*** TASK INPUT ***

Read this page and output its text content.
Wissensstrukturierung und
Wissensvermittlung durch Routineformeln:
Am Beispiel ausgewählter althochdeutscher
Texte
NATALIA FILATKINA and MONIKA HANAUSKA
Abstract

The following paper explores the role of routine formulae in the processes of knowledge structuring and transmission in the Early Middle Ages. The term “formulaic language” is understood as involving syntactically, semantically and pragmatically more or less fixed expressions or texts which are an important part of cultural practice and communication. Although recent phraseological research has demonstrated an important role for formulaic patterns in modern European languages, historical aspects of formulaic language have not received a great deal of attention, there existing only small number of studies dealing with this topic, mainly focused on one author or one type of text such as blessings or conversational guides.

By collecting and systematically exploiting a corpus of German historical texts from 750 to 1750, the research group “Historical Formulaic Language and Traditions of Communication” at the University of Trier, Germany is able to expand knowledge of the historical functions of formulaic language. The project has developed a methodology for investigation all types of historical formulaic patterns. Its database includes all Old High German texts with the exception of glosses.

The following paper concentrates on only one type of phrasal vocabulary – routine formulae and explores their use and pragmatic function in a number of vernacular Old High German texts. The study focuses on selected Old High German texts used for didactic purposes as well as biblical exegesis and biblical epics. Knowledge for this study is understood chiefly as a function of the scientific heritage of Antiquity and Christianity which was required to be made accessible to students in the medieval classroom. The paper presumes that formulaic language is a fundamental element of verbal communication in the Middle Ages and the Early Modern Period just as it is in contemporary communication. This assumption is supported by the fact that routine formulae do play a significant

***

*REQUIREMENT*
Give a word-for-word copy of the records.

*RESPONSE TO THIS TASK*
Read this page and output its text content.
Wissensstrukturierung und
Wissensvermittlung durch Routineformeln:
Am Beispiel ausgewählter althochdeutscher
Texte
NATALIA FILATKINA and MONIKA HANAUSKA
Abstract

The following paper explores the role of routine formulae in the processes of knowledge structuring and transmission in the Early Middle Ages. The term “formulaic language” is understood as involving syntactically, semantically and pragmatically more or less fixed expressions or texts which are an important part of cultural practice and communication. Although recent phraseological research has demonstrated an important role for formulaic patterns in modern European languages, historical aspects of formulaic language have not received a great deal of attention, there existing only small number of studies dealing with this topic, mainly focused on one author or one type of text such as blessings or conversational guides.

By collecting and systematically exploiting a corpus of German historical texts from 750 to 1750, the research group “Historical Formulaic Language and Traditions of Communication” at the University of Trier, Germany is able to expand knowledge of the historical functions of formulaic language. The project has developed a methodology for investigation all types of historical formulaic patterns. Its database includes all Old High German texts with the exception of glosses.

The following paper concentrates on only one type of phrasal vocabulary – routine formulae and explores their use and pragmatic function in a number of vernacular Old High German texts. The study focuses on selected Old High German texts used for didactic purposes as well as biblical exegesis and biblical epics. Knowledge for this study is understood chiefly as a function of the scientific heritage of Antiquity and Christianity which was required to be made accessible to students in the medieval classroom. The paper presumes that formulaic language is a fundamental element of verbal communication in the Middle Ages and the Early Modern Period just as it is in contemporary communication. This assumption is supported by the fact that routine formulae do play a significant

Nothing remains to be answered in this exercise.